··· Rows ···

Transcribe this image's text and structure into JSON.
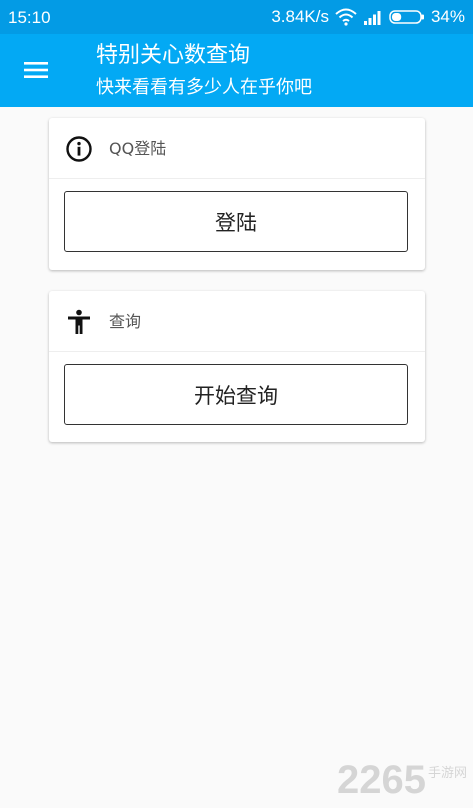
{
  "status_bar": {
    "time": "15:10",
    "network_speed": "3.84K/s",
    "battery": "34%",
    "battery_level_percent": 34
  },
  "toolbar": {
    "title": "特别关心数查询",
    "subtitle": "快来看看有多少人在乎你吧",
    "menu_icon": "hamburger-menu-icon"
  },
  "cards": [
    {
      "icon": "info-icon",
      "label": "QQ登陆",
      "button_label": "登陆"
    },
    {
      "icon": "accessibility-person-icon",
      "label": "查询",
      "button_label": "开始查询"
    }
  ],
  "watermark": {
    "number": "2265",
    "text": "手游网"
  },
  "colors": {
    "status_bar": "#039be5",
    "toolbar": "#03a9f4",
    "background": "#fafafa",
    "card": "#ffffff"
  }
}
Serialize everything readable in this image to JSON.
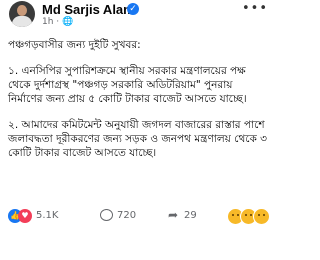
{
  "author": {
    "name": "Md Sarjis Alam",
    "meta": "1h · 🌐"
  },
  "post": {
    "title": "পঞ্চগড়বাসীর জন্য দুইটি সুখবর:",
    "paragraphs": [
      "১. এনসিপির সুপারিশক্রমে স্থানীয় সরকার মন্ত্রণালয়ের পক্ষ থেকে দুর্দশাগ্রস্থ \"পঞ্চগড় সরকারি অডিটরিয়াম\" পুনরায় নির্মাণের জন্য প্রায় ৫ কোটি টাকার বাজেট আসতে যাচ্ছে।",
      "২. আমাদের কমিটমেন্ট অনুযায়ী জগদল বাজারের রাস্তার পাশে জলাবদ্ধতা দূরীকরণের জন্য সড়ক ও জনপথ মন্ত্রণালয় থেকে ৩ কোটি টাকার বাজেট আসতে যাচ্ছে।"
    ]
  },
  "engagement": {
    "reactions": "5.1K",
    "comments": "720",
    "shares": "29"
  },
  "icons": [
    "more-icon",
    "verified-badge-icon",
    "like-icon",
    "love-icon",
    "comment-icon",
    "share-icon",
    "haha-icon"
  ]
}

···

* What you need to do *
Among the lines of the data, identify those with the word "this". Copy each of them.

* Completed exercise *
Transcribe this image's text and structure into JSON.
Serialize everything readable in this image to JSON.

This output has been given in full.